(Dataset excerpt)

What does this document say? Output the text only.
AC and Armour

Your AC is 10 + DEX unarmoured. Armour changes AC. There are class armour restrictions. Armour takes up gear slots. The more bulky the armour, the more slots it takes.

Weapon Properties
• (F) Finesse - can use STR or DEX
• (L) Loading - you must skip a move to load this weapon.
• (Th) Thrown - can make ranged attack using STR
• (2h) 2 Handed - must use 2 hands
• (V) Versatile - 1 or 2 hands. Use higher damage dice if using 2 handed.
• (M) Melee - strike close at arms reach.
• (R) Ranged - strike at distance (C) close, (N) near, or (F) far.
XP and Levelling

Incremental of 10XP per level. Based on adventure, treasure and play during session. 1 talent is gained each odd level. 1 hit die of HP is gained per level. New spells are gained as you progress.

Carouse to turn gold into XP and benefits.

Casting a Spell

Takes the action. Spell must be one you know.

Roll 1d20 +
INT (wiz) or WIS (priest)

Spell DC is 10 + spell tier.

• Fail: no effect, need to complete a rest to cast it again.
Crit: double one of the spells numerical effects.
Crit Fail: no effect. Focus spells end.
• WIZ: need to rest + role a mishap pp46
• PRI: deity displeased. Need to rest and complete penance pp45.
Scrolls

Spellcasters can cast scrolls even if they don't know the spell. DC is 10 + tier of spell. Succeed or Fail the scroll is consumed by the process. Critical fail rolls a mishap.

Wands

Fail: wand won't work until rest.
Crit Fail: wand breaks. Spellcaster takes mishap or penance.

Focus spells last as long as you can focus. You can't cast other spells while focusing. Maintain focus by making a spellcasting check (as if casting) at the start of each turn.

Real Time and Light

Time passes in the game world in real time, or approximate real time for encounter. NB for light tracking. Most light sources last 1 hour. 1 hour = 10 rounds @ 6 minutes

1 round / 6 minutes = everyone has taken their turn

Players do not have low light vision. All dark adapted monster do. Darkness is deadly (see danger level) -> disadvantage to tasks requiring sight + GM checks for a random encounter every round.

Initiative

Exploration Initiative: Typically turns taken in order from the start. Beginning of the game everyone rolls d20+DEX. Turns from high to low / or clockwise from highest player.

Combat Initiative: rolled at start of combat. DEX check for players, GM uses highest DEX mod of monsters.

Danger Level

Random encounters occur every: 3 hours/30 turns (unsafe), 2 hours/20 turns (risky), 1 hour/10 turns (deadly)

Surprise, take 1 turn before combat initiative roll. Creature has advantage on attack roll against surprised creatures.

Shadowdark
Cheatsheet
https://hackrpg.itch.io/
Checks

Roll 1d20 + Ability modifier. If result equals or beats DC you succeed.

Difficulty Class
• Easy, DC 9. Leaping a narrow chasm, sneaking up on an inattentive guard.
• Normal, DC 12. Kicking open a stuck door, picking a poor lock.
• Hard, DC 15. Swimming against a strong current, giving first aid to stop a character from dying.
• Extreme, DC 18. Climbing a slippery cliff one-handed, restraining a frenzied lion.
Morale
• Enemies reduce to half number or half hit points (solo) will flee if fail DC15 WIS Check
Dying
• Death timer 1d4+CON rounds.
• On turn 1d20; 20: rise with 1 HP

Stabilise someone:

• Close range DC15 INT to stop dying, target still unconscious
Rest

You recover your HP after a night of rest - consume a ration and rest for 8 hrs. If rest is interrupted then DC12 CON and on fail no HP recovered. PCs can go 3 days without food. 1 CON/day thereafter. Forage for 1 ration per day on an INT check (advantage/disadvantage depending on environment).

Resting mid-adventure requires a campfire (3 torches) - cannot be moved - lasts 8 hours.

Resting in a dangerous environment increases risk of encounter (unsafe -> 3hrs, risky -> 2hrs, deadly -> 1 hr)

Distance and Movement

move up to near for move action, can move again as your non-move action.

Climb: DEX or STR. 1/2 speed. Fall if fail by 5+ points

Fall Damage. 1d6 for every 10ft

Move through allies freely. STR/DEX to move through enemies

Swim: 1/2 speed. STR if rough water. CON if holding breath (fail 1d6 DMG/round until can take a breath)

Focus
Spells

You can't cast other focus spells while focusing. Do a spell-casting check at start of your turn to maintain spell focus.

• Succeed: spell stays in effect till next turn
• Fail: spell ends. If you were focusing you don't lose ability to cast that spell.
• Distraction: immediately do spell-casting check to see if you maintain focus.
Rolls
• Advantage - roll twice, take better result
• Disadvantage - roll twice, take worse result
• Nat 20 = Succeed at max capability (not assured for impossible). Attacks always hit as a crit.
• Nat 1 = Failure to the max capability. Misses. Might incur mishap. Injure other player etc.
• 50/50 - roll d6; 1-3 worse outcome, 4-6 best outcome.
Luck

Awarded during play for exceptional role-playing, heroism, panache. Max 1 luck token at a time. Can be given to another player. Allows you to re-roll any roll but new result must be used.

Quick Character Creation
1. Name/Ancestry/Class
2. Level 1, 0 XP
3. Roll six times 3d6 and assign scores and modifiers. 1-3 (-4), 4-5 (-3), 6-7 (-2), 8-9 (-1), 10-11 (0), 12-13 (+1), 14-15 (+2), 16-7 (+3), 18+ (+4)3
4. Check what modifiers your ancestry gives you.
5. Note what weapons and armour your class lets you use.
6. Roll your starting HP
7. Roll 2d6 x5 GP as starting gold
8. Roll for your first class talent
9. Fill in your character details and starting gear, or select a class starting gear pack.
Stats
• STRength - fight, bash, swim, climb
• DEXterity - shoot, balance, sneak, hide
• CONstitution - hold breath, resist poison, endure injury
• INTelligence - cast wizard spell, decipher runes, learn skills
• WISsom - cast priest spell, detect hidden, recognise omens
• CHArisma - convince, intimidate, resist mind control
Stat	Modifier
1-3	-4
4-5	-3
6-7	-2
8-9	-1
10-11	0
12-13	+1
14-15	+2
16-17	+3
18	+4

■ **BRIEF**
Find how many lines in the records contain the string "environment", then give the number alone.

■ **COMPLETE ANSWER**
2